(Stored data)
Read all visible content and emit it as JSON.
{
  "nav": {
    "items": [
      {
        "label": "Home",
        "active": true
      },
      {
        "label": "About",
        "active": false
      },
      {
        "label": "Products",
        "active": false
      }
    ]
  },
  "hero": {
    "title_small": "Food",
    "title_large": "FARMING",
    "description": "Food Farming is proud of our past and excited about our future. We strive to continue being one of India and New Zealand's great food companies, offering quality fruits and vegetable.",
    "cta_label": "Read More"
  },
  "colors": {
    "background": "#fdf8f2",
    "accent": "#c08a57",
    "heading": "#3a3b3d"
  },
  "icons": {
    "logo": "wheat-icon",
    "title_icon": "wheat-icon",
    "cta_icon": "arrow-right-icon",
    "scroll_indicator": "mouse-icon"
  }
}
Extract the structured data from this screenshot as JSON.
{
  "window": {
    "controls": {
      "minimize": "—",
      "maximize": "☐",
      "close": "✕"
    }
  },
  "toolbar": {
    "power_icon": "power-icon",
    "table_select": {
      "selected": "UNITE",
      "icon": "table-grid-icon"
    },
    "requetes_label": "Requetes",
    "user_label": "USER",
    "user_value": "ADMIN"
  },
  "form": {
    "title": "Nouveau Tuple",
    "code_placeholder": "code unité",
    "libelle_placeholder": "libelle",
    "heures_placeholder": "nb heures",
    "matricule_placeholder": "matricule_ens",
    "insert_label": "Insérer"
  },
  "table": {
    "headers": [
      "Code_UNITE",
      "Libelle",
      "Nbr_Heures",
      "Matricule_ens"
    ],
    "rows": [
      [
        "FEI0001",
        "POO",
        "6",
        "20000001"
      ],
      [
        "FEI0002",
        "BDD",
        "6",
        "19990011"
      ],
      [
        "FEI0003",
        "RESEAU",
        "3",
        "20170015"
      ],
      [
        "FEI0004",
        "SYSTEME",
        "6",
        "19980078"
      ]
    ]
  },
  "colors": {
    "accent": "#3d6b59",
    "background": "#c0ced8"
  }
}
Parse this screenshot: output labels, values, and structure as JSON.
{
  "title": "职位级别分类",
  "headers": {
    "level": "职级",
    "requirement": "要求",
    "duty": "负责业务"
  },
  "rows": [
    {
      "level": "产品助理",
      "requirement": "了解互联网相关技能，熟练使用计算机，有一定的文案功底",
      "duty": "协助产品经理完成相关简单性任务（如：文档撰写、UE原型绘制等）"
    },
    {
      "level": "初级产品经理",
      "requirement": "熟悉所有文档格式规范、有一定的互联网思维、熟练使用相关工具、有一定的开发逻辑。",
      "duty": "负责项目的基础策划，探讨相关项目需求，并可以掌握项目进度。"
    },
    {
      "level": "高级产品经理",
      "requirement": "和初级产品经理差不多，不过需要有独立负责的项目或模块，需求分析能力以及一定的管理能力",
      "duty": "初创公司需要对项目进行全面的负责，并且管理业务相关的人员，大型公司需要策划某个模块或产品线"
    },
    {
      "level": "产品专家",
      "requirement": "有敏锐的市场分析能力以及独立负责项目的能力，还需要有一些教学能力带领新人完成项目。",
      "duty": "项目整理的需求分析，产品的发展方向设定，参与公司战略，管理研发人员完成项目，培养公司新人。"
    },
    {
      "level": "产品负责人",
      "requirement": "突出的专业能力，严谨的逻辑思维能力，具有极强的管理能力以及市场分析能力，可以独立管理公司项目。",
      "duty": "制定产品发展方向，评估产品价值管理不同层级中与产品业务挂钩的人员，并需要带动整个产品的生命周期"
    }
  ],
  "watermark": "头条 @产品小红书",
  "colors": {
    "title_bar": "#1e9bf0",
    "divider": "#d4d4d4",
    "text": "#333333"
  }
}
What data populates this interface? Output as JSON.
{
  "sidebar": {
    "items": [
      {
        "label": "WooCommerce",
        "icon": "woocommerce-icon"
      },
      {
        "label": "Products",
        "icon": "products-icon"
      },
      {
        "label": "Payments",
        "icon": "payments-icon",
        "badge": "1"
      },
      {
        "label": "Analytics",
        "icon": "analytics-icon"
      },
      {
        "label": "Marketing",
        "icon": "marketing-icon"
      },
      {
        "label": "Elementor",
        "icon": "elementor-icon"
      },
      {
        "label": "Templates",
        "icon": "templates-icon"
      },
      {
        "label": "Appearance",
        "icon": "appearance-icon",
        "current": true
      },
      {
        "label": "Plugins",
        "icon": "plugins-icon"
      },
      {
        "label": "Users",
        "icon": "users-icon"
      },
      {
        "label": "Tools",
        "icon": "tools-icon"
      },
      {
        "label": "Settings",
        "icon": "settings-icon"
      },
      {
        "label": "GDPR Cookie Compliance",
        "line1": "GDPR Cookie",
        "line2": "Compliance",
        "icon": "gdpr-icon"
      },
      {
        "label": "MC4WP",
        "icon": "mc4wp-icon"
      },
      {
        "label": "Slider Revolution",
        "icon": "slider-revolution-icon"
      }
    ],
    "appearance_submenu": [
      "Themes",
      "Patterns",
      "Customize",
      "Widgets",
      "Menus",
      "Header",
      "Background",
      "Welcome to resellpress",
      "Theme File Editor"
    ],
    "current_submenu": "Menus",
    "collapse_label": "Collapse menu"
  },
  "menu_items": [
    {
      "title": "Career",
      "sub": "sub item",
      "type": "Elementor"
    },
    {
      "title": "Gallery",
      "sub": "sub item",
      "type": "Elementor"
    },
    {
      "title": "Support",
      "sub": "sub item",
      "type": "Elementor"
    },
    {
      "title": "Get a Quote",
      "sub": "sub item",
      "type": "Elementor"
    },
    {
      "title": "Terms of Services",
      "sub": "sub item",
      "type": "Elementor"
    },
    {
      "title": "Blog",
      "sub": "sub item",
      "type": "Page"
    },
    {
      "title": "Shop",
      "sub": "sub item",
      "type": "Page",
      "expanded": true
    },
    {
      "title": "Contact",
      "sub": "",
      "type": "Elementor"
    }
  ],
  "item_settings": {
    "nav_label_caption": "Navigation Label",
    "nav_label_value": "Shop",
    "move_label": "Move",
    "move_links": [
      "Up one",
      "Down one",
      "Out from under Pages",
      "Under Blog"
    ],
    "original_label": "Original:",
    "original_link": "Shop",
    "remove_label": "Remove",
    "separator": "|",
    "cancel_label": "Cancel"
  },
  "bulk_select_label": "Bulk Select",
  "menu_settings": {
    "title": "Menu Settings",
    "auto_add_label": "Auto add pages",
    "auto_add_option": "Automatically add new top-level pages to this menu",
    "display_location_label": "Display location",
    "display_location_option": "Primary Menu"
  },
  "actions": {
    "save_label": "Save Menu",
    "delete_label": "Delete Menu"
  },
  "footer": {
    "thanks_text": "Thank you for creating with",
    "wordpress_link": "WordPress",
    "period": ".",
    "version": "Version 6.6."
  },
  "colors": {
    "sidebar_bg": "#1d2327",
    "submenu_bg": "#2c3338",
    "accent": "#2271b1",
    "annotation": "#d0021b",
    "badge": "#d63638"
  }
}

**Problem to solve:** From the data, list each line in which the string "this" appears.

**Exercise output:**
Extract the structured data from this screenshot as JSON.
Parse this screenshot: output labels, values, and structure as JSON.
What data populates this interface? Output as JSON.
    "auto_add_option": "Automatically add new top-level pages to this menu",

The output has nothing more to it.